_Given request A_
Print the records word for word, from the first line through the line that contains "definition-body2: window in".

+++ Excerpt to read

How to Find Kinetic energy in terms of spherical co-ordinates

Question

How to Find Kinetic energy in terms of $(r,\theta ,\phi )$

Solution

We have to find the kinetic energy in terms of $(r,\theta ,\phi )$ that is in terms of spherical c0-ordinates. Kinetic energy in terms of Cartesian co-ordinates is

$T = \frac{1}{2}m\left( {{{\dot x}^2} + {{\dot y}^2} + {{\dot z}^2}} \right)$                                                                (1)

Where $\dot x,\dot y{\rm{ and }}\dot z$ are derivatives of z, y and z with respect to time.

Cartesian co-ordinates x, y, z in terms of $r,\theta$ and $\phi$ are

$\begin{array}{l}x = r\sin \theta \cos \phi \\y = r\sin \theta \sin \phi \\z = r\cos \theta \end{array}$

Now derivatives of x, y and z w.r.t. t are

$\begin{array}{l}\dot x = \frac{{dx}}{{dt}} = \dot r\sin \theta \cos \phi  + r\cos \theta \cos \phi \dot \theta  - r\sin \theta \sin \phi \dot \phi \\\dot y = \frac{{dy}}{{dt}} = \dot r\sin \theta \sin \phi  + r\cos \theta \sin \phi \dot \theta  + r\sin \theta \cos \phi \dot \phi \\\dot z = \frac{{dz}}{{dt}} = \dot r\cos \theta  - r\sin \theta \dot \theta \end{array}$  

Where

$\dot r = \frac{{dr}}{{dt}},\dot \theta  = \frac{{d\theta }}{{dt}},\dot \phi  = \frac{{d\phi }}{{dt}}$  means all $r,\theta$ and $\phi$ changes with time as the particle moves or changes its position with time.

++++++

_Given request B_
In the excerpt on kinetic energy in spherical coordinates, what expression does it give for x in terms of r, θ and φ?

+++ Data extract

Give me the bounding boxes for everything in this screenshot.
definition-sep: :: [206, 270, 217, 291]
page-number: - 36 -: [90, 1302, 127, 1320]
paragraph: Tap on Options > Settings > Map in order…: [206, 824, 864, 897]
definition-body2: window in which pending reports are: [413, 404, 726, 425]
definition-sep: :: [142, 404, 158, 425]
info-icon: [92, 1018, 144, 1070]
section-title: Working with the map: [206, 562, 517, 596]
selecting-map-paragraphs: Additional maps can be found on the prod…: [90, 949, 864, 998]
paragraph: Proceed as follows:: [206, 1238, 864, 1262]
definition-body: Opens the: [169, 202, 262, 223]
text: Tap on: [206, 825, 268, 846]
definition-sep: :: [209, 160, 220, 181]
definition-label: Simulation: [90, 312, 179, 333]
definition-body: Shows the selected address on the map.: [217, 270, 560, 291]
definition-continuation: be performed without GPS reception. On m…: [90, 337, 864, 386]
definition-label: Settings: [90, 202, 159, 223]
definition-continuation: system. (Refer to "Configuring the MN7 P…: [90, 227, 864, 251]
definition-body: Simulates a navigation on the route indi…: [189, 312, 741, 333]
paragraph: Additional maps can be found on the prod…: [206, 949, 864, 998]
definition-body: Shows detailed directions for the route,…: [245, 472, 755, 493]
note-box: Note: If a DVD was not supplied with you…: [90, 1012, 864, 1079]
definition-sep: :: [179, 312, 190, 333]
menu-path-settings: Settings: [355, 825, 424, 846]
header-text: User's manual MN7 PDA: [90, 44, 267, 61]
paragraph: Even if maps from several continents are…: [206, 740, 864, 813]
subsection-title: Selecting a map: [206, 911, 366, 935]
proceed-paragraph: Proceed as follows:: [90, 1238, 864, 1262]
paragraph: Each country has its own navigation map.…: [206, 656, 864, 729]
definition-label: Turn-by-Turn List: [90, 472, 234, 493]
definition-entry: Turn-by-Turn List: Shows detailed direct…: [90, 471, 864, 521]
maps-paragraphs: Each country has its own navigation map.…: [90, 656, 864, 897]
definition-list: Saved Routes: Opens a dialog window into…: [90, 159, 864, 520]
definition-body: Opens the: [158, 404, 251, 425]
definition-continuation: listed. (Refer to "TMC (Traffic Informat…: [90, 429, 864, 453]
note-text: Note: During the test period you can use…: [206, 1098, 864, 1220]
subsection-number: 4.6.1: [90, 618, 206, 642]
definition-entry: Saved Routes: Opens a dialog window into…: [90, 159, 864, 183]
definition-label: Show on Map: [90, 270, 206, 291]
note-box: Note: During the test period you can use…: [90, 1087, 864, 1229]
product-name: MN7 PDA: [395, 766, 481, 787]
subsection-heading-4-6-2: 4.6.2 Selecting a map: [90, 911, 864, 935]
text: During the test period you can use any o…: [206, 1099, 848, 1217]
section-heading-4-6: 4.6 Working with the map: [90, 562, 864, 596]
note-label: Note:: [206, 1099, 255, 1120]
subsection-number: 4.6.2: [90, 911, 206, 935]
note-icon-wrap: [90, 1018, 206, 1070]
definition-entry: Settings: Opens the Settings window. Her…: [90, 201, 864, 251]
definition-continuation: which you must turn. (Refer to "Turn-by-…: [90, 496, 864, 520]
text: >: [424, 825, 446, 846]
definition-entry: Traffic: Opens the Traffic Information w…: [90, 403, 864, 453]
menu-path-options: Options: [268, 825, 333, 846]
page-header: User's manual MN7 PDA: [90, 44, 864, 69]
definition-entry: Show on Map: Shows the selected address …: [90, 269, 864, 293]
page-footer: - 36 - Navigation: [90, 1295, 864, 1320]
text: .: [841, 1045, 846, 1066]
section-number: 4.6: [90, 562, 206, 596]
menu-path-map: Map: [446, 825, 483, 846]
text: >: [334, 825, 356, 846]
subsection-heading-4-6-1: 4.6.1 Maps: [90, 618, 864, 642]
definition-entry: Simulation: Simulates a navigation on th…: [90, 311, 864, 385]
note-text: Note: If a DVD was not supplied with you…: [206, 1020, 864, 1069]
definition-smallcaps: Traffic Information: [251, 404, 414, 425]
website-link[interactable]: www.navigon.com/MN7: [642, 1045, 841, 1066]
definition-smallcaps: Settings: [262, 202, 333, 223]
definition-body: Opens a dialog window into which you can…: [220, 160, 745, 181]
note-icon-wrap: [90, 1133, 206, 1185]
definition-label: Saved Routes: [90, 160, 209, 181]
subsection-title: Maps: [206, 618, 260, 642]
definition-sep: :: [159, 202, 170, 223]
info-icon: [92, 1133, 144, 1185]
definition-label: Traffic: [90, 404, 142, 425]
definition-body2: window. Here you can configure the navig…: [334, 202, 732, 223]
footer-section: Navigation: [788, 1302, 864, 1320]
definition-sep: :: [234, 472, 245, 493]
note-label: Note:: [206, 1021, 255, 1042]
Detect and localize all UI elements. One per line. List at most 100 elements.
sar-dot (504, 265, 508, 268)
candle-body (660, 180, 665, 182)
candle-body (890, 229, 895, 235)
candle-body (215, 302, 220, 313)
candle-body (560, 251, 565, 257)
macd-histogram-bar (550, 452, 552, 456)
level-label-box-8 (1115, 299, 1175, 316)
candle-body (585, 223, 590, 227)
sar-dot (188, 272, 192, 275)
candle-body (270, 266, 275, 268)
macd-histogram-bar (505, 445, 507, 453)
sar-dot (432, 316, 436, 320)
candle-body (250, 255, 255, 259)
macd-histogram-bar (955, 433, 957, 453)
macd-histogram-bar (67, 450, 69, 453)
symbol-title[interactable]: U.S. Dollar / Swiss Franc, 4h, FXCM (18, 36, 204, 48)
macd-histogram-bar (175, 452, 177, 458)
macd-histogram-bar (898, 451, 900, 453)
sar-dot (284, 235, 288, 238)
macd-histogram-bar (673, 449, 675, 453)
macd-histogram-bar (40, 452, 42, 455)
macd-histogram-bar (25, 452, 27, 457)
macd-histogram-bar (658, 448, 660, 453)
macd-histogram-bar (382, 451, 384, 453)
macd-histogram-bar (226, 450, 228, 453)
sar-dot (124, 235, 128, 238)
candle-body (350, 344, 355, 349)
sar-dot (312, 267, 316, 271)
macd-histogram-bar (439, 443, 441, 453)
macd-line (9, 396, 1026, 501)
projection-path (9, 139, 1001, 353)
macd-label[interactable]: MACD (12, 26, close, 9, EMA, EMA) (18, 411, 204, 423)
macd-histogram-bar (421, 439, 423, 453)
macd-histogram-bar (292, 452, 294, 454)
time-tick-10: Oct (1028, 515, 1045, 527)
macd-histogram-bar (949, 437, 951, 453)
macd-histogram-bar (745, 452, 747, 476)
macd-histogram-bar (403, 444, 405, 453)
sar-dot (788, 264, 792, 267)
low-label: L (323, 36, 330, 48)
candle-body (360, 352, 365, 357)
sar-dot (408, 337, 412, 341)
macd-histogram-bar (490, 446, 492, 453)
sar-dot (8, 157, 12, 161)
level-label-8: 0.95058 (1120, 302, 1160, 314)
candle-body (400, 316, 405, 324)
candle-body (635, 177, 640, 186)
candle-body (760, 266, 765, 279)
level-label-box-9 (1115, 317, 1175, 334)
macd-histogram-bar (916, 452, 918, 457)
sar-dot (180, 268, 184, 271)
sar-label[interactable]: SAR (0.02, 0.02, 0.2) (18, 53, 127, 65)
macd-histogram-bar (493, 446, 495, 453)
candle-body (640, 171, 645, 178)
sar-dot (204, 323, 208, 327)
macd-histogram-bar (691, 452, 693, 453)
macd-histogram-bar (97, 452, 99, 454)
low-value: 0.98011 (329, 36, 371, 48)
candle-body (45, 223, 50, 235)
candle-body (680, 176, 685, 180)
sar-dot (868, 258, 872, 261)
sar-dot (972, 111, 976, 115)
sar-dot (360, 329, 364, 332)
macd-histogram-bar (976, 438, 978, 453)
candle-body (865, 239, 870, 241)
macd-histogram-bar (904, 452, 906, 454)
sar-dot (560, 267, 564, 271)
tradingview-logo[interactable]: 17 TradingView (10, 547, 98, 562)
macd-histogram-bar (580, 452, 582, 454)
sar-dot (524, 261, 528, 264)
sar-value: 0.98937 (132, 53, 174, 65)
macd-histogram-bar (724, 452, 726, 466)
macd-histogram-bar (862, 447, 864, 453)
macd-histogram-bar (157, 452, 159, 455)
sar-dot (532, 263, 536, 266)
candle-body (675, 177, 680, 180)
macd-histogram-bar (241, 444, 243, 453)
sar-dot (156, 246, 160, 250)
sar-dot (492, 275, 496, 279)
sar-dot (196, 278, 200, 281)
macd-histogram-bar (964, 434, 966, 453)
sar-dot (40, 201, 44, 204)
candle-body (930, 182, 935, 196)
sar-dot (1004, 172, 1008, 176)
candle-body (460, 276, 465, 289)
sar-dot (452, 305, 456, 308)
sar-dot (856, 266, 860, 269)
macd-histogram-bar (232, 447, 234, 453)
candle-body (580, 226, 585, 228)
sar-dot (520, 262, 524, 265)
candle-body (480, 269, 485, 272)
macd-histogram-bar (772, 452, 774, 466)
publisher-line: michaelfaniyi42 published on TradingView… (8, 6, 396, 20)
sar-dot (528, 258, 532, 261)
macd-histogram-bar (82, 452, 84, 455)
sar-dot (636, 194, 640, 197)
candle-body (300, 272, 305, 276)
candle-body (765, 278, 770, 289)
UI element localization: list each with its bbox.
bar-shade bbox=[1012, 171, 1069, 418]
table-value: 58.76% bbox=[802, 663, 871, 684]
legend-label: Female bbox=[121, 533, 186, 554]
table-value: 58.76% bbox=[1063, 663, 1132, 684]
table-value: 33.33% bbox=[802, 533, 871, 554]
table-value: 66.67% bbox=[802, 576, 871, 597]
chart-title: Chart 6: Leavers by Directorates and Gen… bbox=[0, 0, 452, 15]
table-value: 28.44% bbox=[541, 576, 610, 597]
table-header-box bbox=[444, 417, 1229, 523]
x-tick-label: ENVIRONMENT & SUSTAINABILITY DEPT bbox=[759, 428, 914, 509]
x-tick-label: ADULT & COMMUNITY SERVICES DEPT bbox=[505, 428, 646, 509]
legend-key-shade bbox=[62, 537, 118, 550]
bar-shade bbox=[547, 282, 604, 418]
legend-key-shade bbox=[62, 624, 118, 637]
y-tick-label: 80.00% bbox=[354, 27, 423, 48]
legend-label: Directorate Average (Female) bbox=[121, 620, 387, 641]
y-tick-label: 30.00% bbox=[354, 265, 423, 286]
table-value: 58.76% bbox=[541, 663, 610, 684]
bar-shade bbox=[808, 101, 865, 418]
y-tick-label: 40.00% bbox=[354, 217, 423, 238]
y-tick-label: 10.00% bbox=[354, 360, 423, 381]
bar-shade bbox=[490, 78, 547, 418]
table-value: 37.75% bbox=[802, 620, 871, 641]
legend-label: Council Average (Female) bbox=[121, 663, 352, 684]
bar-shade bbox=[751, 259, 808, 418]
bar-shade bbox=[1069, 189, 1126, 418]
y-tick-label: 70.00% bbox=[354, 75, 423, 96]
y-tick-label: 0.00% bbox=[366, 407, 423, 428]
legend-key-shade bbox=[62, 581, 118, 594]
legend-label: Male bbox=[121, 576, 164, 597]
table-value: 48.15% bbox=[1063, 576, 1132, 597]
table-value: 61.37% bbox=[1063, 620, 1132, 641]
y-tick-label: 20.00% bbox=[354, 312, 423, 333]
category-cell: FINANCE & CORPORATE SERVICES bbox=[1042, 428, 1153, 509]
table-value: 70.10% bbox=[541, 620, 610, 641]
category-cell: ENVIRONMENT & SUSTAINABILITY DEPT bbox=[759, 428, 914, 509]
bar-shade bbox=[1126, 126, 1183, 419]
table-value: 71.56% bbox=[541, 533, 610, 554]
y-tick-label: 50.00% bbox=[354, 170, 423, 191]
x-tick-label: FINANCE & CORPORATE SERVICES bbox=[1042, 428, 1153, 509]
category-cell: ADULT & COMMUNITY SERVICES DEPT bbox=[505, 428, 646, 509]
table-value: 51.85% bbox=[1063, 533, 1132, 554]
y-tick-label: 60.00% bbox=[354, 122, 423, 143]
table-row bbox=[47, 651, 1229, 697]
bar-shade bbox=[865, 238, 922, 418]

++++++

_Worked solution A_
Give me the bounding boxes for everything in this screenshot.
definition-sep: :: [206, 270, 217, 291]
page-number: - 36 -: [90, 1302, 127, 1320]
paragraph: Tap on Options > Settings > Map in order…: [206, 824, 864, 897]
definition-body2: window in which pending reports are: [413, 404, 726, 425]

_Worked solution B_
x = r sin θ cos φ